What the task asks: Transcribe word for word the lines spanning the line with "Transcribe the text in this document." through the end of the records.

Dataset excerpt:
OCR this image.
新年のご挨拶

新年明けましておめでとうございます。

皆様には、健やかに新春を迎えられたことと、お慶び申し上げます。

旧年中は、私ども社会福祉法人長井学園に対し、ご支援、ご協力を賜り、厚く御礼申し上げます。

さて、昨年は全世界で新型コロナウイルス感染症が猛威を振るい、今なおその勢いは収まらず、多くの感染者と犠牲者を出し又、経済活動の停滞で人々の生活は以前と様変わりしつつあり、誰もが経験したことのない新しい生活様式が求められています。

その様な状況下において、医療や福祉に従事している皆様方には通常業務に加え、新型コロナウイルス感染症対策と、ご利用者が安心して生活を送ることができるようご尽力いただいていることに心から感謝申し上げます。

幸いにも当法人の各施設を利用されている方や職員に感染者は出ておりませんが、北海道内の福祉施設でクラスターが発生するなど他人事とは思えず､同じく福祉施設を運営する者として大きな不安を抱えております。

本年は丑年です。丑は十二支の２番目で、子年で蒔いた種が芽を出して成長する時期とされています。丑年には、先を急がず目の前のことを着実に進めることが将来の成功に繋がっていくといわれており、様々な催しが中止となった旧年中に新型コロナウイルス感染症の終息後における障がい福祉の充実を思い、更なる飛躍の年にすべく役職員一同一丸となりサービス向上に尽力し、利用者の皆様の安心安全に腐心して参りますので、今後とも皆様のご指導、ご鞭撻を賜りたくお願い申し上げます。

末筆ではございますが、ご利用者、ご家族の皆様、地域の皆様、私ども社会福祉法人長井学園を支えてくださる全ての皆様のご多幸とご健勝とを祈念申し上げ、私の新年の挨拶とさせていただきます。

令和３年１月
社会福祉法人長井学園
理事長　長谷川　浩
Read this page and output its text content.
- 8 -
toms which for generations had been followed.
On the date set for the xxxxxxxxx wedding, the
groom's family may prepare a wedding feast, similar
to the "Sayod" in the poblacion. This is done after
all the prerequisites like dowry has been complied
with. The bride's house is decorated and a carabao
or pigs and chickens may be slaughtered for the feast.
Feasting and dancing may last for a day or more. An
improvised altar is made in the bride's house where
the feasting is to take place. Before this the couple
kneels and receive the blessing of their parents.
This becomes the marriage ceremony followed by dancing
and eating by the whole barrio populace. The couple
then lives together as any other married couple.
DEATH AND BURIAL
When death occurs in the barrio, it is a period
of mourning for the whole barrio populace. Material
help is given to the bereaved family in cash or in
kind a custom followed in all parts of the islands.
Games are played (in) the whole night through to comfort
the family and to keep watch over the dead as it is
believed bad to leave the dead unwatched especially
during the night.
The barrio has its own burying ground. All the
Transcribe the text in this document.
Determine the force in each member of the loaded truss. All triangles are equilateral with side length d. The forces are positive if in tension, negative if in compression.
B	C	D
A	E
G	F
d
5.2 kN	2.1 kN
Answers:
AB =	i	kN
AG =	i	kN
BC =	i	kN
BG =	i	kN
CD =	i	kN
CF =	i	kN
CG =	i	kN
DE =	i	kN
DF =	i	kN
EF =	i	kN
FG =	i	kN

Final answer:
Transcribe the text in this document.
Determine the force in each member of the loaded truss. All triangles are equilateral with side length d. The forces are positive if in tension, negative if in compression.
B	C	D
A	E
G	F
d
5.2 kN	2.1 kN
Answers:
AB =	i	kN
AG =	i	kN
BC =	i	kN
BG =	i	kN
CD =	i	kN
CF =	i	kN
CG =	i	kN
DE =	i	kN
DF =	i	kN
EF =	i	kN
FG =	i	kN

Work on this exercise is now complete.